:: EXERCISE DATA ::

--- Begin ---

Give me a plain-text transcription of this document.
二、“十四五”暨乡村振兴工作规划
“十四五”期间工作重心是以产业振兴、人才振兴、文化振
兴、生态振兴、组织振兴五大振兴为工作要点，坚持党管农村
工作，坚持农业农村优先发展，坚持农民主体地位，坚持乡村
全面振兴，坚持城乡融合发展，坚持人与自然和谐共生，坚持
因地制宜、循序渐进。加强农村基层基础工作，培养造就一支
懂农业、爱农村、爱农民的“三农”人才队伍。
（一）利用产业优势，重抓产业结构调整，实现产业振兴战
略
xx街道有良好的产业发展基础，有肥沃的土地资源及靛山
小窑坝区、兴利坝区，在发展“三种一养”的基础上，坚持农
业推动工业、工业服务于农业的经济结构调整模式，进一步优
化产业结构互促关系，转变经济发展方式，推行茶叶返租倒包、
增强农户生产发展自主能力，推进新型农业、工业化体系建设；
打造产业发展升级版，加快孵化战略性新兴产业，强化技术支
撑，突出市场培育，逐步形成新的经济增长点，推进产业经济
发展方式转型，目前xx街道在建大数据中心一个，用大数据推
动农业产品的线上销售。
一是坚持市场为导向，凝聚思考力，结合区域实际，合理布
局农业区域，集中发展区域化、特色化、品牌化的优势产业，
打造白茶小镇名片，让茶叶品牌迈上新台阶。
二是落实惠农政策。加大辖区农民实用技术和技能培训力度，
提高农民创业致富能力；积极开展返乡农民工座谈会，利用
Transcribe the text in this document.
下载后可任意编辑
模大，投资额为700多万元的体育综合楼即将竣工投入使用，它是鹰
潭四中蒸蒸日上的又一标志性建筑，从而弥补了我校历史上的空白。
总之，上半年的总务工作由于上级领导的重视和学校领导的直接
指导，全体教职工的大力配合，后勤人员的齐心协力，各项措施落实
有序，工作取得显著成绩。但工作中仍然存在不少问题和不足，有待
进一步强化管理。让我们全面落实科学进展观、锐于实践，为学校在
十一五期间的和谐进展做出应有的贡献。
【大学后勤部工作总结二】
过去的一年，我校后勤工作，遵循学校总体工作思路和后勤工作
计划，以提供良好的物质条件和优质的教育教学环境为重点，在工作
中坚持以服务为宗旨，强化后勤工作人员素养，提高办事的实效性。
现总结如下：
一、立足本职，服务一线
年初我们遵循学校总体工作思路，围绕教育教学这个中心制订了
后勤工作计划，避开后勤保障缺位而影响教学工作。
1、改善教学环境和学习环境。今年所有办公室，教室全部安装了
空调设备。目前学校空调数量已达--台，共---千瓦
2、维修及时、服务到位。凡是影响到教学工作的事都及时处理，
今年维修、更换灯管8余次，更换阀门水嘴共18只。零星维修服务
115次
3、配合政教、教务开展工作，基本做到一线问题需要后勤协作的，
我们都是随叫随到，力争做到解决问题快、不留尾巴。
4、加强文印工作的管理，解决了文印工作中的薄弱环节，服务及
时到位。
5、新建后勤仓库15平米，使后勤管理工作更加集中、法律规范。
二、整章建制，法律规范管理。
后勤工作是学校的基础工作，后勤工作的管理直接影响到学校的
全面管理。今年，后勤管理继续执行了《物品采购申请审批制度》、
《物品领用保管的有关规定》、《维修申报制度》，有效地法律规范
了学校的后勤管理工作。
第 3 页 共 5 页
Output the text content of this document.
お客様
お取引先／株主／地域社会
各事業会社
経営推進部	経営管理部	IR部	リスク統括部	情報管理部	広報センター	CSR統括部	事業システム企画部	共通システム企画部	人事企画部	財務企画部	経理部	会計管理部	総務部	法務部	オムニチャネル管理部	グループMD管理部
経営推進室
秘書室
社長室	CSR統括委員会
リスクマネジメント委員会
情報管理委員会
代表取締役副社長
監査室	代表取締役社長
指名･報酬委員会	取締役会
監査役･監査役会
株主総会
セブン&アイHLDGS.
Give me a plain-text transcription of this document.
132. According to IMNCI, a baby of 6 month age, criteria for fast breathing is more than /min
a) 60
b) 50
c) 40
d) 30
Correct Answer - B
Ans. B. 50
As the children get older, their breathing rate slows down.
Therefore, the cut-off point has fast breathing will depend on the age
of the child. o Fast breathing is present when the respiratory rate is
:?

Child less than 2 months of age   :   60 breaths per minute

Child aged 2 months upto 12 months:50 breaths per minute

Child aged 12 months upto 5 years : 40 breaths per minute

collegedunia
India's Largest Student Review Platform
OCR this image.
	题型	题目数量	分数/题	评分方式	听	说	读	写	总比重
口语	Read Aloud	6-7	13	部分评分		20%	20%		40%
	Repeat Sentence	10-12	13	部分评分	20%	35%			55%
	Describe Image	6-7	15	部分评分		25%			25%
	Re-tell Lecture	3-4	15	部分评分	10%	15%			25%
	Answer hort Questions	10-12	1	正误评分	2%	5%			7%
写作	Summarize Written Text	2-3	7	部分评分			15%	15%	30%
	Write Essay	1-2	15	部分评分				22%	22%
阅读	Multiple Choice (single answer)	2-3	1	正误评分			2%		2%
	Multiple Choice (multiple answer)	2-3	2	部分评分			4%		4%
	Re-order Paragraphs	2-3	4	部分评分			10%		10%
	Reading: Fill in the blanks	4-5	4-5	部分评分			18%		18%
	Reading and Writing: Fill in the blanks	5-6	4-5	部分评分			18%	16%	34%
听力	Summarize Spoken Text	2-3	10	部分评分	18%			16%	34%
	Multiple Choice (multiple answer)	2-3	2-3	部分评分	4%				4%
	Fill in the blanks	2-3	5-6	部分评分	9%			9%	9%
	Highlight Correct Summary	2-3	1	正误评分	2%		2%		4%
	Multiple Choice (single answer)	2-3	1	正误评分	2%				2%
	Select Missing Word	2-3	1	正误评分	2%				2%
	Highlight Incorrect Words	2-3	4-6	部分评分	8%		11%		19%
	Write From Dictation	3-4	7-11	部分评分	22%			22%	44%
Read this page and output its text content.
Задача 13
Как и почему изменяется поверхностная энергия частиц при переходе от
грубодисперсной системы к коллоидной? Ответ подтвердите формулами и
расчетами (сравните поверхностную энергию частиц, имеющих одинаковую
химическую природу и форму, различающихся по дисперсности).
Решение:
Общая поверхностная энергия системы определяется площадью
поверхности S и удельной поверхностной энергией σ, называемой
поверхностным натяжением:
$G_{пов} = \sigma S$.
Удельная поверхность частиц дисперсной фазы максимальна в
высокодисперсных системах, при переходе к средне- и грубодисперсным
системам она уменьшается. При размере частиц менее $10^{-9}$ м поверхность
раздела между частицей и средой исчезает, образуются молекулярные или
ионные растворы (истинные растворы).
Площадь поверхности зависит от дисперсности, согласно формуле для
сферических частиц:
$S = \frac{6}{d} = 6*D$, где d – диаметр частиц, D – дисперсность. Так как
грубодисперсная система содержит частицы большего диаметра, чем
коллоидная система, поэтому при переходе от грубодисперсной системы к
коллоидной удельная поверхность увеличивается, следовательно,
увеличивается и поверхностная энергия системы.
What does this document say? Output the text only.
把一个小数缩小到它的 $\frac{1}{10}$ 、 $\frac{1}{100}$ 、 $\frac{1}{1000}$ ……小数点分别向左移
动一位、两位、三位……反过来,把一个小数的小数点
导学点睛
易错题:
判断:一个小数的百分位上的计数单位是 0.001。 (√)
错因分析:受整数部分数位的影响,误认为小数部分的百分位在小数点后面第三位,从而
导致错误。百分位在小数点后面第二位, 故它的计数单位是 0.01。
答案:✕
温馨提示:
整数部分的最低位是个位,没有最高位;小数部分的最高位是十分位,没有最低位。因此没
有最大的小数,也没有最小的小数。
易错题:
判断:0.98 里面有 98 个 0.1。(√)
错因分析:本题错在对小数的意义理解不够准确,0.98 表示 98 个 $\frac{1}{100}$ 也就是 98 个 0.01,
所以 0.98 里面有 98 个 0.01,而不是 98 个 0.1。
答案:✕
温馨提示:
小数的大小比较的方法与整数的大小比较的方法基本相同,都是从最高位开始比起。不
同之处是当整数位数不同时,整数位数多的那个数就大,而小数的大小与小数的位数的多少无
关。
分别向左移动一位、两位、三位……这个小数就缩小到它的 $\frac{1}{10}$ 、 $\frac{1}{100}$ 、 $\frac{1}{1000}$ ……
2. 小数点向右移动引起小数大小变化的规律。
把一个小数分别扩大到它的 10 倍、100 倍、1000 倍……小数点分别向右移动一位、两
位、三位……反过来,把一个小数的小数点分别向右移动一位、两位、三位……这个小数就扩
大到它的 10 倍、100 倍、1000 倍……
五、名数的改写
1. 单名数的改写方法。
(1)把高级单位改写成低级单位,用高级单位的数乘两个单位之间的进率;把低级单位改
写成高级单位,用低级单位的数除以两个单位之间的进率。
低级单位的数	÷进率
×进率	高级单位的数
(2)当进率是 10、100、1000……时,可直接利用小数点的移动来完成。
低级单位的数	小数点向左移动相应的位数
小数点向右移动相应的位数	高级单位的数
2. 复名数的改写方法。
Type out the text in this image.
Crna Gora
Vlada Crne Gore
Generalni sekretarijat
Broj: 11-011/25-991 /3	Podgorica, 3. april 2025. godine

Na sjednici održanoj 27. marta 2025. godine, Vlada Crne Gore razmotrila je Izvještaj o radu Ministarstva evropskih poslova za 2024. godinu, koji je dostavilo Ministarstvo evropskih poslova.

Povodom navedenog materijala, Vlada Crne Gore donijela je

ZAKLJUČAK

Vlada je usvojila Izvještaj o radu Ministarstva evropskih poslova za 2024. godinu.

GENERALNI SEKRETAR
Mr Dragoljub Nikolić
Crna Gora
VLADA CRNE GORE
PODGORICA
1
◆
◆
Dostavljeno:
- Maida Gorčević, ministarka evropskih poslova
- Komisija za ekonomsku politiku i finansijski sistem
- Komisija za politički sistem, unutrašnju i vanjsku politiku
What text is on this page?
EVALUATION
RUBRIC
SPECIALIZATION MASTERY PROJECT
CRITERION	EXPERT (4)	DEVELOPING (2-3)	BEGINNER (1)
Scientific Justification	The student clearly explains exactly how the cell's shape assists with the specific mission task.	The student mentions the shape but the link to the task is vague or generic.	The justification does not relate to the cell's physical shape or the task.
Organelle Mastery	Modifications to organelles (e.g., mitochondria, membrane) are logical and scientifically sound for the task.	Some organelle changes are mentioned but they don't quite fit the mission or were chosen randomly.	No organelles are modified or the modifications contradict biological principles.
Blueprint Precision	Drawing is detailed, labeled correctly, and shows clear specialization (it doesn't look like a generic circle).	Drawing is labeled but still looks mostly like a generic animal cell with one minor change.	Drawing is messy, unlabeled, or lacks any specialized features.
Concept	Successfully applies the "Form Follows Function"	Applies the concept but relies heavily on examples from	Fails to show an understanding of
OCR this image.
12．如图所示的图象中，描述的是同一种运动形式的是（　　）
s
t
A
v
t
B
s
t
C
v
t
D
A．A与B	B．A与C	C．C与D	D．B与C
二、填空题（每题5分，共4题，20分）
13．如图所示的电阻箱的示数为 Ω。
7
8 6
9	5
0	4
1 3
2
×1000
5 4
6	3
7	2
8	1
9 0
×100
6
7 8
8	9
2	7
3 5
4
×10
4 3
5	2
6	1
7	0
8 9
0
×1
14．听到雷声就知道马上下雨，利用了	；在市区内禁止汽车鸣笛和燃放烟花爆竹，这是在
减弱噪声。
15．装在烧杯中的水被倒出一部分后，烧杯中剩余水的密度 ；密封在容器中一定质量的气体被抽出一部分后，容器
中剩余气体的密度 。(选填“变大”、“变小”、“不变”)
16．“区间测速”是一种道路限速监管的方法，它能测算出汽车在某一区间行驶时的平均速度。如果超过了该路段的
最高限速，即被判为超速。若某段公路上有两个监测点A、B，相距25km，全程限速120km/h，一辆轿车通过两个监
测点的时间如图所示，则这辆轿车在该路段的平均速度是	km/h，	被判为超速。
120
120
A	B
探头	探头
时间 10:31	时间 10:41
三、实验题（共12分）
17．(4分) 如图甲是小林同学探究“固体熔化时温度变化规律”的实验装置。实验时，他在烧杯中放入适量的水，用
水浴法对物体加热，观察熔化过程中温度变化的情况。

--- End ---

:: SET TASK ::
Extract every line of the records above that contains the word "коллоидной".

:: RESULT FOR THIS TASK ::
грубодисперсной системы к коллоидной? Ответ подтвердите формулами и
коллоидной удельная поверхность увеличивается, следовательно,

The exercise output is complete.